**Material for the task**
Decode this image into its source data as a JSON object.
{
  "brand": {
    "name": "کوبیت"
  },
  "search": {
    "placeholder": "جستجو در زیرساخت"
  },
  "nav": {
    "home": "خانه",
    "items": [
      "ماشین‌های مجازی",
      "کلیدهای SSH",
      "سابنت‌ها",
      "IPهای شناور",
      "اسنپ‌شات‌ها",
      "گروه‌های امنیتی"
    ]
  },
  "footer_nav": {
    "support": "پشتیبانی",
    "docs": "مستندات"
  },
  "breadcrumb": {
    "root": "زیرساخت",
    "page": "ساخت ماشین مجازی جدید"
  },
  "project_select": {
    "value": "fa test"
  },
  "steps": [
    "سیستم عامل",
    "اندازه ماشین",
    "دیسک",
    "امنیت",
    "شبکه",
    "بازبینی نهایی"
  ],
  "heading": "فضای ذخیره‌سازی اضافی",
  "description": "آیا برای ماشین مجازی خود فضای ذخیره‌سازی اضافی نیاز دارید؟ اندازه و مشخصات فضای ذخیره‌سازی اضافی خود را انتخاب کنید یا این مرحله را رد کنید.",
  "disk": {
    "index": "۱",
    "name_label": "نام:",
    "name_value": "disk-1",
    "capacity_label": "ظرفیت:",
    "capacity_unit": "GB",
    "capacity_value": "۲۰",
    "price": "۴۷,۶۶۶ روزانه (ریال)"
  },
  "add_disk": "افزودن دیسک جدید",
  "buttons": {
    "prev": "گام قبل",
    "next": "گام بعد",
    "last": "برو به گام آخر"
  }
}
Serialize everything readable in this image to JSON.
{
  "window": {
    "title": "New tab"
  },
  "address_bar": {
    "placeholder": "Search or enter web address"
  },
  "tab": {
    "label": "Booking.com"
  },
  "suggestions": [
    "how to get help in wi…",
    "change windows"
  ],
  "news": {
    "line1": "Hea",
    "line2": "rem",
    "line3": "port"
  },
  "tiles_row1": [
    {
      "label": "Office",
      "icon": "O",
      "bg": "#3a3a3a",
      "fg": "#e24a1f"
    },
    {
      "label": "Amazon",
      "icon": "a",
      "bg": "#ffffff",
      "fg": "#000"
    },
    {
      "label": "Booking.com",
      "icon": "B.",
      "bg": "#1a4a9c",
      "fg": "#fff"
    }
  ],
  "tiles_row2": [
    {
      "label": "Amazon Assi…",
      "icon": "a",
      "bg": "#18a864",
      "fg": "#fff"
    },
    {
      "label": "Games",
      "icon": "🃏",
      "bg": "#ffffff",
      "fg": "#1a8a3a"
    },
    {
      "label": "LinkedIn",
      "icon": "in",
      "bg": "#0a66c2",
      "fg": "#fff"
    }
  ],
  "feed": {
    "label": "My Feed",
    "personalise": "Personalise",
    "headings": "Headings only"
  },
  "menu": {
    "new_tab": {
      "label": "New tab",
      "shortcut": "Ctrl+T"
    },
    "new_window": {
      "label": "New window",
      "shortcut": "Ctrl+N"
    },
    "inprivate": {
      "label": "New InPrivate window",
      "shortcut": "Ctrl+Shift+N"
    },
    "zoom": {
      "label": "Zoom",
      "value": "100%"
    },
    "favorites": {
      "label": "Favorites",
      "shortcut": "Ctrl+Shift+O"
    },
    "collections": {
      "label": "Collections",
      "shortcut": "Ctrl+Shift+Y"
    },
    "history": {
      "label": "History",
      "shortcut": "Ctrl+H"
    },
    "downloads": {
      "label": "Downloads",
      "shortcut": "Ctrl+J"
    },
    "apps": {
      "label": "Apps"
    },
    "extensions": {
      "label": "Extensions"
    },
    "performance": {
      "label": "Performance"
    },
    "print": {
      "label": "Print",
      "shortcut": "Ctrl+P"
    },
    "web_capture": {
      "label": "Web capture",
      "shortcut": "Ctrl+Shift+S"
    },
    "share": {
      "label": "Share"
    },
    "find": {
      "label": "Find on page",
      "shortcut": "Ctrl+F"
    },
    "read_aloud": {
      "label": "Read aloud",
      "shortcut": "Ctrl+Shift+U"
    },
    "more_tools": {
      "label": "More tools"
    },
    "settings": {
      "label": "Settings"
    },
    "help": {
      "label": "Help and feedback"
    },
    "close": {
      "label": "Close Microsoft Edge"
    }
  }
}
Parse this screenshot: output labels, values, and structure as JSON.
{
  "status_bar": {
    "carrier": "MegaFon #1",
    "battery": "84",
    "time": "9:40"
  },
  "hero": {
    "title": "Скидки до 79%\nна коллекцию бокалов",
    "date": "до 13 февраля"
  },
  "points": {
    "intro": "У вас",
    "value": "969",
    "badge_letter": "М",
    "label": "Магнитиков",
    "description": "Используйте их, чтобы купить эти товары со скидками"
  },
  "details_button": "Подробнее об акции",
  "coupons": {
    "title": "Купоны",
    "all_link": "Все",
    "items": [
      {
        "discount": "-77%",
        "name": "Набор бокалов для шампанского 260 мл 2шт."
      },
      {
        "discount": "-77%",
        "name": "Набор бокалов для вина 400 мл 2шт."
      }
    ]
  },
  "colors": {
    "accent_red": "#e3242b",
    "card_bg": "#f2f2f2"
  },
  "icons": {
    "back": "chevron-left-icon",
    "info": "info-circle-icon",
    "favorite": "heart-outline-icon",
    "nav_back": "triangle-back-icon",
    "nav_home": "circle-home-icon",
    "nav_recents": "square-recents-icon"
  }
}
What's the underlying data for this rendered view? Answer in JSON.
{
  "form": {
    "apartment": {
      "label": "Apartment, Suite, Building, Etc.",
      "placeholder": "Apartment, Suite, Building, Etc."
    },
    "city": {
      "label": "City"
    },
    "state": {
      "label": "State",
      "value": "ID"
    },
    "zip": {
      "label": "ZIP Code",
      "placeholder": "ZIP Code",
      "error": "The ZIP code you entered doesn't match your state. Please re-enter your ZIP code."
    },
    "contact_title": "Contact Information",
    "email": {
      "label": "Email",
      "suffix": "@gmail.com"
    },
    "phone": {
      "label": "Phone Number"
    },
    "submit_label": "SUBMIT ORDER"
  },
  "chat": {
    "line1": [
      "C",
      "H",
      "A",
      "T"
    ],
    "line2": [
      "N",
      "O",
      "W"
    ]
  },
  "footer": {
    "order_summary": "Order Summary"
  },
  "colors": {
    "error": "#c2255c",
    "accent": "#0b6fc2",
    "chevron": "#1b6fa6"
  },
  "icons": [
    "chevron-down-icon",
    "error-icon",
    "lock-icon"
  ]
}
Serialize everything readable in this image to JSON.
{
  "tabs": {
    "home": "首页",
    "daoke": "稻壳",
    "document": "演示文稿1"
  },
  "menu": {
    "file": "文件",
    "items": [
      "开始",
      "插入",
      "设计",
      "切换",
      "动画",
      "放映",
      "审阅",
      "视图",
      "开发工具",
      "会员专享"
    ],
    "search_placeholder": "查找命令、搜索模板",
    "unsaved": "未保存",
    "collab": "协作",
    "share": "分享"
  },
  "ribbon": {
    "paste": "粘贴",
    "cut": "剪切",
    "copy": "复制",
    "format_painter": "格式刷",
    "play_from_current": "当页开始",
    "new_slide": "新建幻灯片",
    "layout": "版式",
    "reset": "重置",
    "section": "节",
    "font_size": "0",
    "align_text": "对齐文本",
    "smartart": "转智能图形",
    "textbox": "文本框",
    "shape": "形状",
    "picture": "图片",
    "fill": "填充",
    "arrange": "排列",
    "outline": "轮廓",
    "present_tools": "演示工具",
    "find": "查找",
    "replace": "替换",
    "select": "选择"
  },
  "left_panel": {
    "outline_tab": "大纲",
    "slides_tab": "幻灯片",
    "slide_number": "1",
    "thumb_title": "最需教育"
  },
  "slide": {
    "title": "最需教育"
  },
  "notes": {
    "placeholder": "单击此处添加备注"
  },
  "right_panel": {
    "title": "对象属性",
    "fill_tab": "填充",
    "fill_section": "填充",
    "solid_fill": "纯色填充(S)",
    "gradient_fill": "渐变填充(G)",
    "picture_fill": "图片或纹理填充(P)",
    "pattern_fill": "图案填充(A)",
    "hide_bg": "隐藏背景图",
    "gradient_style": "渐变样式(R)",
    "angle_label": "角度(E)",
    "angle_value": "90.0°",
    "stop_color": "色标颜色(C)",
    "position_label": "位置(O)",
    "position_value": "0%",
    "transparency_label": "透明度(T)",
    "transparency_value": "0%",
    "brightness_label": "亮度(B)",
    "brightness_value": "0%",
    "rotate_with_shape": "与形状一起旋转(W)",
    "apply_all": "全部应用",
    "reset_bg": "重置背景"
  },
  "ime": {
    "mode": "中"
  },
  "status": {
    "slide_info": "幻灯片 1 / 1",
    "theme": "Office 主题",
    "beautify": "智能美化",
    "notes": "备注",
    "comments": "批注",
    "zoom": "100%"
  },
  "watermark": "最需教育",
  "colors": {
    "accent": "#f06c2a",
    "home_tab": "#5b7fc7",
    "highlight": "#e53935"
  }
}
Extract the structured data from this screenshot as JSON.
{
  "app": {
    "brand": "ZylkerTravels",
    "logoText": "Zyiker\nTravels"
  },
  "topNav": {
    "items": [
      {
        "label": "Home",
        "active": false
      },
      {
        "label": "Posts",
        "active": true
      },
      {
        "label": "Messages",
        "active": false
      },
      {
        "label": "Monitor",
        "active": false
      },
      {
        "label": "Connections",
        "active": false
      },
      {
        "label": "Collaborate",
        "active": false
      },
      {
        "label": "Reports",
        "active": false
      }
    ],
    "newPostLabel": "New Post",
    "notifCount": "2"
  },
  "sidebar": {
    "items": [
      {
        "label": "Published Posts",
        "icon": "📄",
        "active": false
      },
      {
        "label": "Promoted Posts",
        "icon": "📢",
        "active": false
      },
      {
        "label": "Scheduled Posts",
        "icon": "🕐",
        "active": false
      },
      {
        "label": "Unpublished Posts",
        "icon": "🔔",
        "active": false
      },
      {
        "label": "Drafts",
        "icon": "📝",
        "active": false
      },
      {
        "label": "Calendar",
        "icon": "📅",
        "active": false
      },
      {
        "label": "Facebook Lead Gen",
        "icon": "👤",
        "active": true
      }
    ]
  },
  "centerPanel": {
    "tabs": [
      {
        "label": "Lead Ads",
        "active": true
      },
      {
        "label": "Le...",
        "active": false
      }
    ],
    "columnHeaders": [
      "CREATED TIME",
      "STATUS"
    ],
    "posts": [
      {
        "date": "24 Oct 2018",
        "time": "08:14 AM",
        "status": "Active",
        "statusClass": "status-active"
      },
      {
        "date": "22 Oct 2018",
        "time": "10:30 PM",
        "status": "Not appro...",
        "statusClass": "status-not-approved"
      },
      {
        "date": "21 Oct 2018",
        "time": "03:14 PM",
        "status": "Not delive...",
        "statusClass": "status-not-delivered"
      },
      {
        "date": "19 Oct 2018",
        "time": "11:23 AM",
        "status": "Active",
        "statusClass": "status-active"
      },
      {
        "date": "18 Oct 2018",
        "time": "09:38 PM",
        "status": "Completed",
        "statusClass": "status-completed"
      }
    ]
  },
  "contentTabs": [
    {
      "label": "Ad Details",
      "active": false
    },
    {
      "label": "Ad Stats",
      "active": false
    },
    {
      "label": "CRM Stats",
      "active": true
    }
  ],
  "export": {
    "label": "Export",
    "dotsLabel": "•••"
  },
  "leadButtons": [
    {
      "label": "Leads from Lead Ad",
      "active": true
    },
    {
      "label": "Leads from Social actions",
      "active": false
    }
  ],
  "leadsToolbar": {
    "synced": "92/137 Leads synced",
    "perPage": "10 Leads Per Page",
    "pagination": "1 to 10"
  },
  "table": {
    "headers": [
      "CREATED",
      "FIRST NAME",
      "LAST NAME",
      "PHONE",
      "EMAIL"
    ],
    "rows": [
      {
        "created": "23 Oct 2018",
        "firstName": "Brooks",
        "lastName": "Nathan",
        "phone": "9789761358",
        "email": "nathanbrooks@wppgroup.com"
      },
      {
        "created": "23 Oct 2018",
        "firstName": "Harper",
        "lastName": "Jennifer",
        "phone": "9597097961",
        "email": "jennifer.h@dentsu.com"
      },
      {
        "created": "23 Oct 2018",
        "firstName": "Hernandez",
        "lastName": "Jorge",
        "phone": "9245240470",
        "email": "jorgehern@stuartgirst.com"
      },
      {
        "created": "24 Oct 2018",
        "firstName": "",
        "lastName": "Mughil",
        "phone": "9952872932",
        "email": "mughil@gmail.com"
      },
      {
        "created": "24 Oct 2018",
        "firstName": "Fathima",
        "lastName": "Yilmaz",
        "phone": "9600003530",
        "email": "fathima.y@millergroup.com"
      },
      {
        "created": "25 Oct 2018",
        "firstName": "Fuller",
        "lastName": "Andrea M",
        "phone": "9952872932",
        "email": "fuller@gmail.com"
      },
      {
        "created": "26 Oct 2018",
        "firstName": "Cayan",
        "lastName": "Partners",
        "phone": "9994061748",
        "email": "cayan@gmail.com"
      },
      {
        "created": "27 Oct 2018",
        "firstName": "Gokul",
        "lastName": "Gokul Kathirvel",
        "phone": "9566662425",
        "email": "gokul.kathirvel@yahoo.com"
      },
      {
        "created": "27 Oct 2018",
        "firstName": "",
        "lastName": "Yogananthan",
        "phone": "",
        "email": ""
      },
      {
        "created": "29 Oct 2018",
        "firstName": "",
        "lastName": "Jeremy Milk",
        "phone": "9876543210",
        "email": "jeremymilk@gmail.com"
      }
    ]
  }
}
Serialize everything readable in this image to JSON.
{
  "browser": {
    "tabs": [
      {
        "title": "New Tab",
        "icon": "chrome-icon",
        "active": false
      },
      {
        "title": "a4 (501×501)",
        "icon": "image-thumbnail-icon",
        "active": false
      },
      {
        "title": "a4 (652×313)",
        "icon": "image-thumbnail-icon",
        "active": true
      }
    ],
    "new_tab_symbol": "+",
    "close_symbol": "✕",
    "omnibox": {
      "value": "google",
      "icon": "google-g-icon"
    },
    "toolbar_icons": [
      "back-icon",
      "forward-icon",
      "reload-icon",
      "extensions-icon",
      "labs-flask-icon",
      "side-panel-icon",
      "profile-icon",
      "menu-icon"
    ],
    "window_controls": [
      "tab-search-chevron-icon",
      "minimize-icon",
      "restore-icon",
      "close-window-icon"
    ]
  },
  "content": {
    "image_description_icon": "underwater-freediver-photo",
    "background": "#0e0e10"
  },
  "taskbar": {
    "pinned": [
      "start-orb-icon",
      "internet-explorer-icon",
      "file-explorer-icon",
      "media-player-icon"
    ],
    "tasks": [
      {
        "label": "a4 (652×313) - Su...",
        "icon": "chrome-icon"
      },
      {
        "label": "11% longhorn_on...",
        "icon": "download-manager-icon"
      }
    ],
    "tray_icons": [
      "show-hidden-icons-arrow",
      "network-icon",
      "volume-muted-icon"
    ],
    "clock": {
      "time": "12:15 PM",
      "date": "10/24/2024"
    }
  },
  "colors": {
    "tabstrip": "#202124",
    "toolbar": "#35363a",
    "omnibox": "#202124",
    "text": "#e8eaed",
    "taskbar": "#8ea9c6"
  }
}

**Exercise**
Where a line of the entries contains the word "error", copy that line.

**Complete response**
      "error": "The ZIP code you entered doesn't match your state. Please re-enter your ZIP code."
    "error": "#c2255c",
    "error-icon",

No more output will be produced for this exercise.